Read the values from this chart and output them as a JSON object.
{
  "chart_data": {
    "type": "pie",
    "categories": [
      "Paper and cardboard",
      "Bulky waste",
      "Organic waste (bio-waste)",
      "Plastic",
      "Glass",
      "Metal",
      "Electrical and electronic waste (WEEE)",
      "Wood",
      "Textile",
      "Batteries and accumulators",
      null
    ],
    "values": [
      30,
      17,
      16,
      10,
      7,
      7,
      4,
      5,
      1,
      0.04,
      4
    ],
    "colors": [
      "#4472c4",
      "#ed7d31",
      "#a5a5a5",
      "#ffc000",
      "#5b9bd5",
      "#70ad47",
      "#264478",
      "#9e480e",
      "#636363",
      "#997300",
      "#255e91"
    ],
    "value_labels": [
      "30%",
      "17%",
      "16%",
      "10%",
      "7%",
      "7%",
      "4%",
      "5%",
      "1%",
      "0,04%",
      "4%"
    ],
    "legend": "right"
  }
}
::::
### REQUIREMENT
Output the entries exactly.

### OUTPUT OF THE EXERCISE
Read the values from this chart and output them as a JSON object.
{
  "chart_data": {
    "type": "pie",
    "categories": [
      "Paper and cardboard",
      "Bulky waste",
      "Organic waste (bio-waste)",
      "Plastic",
      "Glass",
      "Metal",
      "Electrical and electronic waste (WEEE)",
      "Wood",
      "Textile",
      "Batteries and accumulators",
      null
    ],
    "values": [
      30,
      17,
      16,
      10,
      7,
      7,
      4,
      5,
      1,
      0.04,
      4
    ],
    "colors": [
      "#4472c4",
      "#ed7d31",
      "#a5a5a5",
      "#ffc000",
      "#5b9bd5",
      "#70ad47",
      "#264478",
      "#9e480e",
      "#636363",
      "#997300",
      "#255e91"
    ],
    "value_labels": [
      "30%",
      "17%",
      "16%",
      "10%",
      "7%",
      "7%",
      "4%",
      "5%",
      "1%",
      "0,04%",
      "4%"
    ],
    "legend": "right"
  }
}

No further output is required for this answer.